Aim:
Reproduce the entries in full, with no changes.

Stored data entries
┌──

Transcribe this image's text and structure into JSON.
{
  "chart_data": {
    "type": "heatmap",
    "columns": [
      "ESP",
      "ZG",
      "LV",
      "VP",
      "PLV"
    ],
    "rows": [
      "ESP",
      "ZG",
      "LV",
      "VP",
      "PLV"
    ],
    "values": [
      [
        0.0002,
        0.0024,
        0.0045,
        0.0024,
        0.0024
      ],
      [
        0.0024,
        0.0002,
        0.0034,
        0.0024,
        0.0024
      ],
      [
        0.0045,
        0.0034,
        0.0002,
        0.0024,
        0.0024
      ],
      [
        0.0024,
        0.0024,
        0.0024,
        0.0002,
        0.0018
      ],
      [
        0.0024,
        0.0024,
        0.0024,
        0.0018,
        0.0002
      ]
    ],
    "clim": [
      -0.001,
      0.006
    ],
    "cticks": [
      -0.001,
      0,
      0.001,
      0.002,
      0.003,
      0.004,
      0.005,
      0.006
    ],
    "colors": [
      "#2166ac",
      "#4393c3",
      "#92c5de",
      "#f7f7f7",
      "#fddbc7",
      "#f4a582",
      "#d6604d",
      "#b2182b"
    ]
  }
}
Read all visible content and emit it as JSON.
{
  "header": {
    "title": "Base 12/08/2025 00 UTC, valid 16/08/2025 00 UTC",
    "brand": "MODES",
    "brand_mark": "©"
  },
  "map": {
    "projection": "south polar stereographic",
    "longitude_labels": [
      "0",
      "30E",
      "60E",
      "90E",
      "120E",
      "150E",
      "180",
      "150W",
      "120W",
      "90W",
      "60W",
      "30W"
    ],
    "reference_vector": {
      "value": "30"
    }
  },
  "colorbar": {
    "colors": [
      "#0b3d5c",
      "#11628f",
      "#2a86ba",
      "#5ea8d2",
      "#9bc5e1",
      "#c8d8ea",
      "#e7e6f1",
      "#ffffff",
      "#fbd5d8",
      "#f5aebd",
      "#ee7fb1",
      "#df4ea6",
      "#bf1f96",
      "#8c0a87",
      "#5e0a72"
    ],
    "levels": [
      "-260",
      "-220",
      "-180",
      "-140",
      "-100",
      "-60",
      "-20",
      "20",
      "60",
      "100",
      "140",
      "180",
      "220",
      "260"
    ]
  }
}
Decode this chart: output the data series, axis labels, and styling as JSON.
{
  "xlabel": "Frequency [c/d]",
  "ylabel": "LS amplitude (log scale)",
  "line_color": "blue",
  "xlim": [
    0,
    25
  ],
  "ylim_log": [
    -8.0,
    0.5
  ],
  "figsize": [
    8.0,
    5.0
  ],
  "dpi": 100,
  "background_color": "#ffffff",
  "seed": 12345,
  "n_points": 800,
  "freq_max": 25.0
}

└──

The solution:
Transcribe this image's text and structure into JSON.
{
  "chart_data": {
    "type": "heatmap",
    "columns": [
      "ESP",
      "ZG",
      "LV",
      "VP",
      "PLV"
    ],
    "rows": [
      "ESP",
      "ZG",
      "LV",
      "VP",
      "PLV"
    ],
    "values": [
      [
        0.0002,
        0.0024,
        0.0045,
        0.0024,
        0.0024
      ],
      [
        0.0024,
        0.0002,
        0.0034,
        0.0024,
        0.0024
      ],
      [
        0.0045,
        0.0034,
        0.0002,
        0.0024,
        0.0024
      ],
      [
        0.0024,
        0.0024,
        0.0024,
        0.0002,
        0.0018
      ],
      [
        0.0024,
        0.0024,
        0.0024,
        0.0018,
        0.0002
      ]
    ],
    "clim": [
      -0.001,
      0.006
    ],
    "cticks": [
      -0.001,
      0,
      0.001,
      0.002,
      0.003,
      0.004,
      0.005,
      0.006
    ],
    "colors": [
      "#2166ac",
      "#4393c3",
      "#92c5de",
      "#f7f7f7",
      "#fddbc7",
      "#f4a582",
      "#d6604d",
      "#b2182b"
    ]
  }
}
Read all visible content and emit it as JSON.
{
  "header": {
    "title": "Base 12/08/2025 00 UTC, valid 16/08/2025 00 UTC",
    "brand": "MODES",
    "brand_mark": "©"
  },
  "map": {
    "projection": "south polar stereographic",
    "longitude_labels": [
      "0",
      "30E",
      "60E",
      "90E",
      "120E",
      "150E",
      "180",
      "150W",
      "120W",
      "90W",
      "60W",
      "30W"
    ],
    "reference_vector": {
      "value": "30"
    }
  },
  "colorbar": {
    "colors": [
      "#0b3d5c",
      "#11628f",
      "#2a86ba",
      "#5ea8d2",
      "#9bc5e1",
      "#c8d8ea",
      "#e7e6f1",
      "#ffffff",
      "#fbd5d8",
      "#f5aebd",
      "#ee7fb1",
      "#df4ea6",
      "#bf1f96",
      "#8c0a87",
      "#5e0a72"
    ],
    "levels": [
      "-260",
      "-220",
      "-180",
      "-140",
      "-100",
      "-60",
      "-20",
      "20",
      "60",
      "100",
      "140",
      "180",
      "220",
      "260"
    ]
  }
}
Decode this chart: output the data series, axis labels, and styling as JSON.
{
  "xlabel": "Frequency [c/d]",
  "ylabel": "LS amplitude (log scale)",
  "line_color": "blue",
  "xlim": [
    0,
    25
  ],
  "ylim_log": [
    -8.0,
    0.5
  ],
  "figsize": [
    8.0,
    5.0
  ],
  "dpi": 100,
  "background_color": "#ffffff",
  "seed": 12345,
  "n_points": 800,
  "freq_max": 25.0
}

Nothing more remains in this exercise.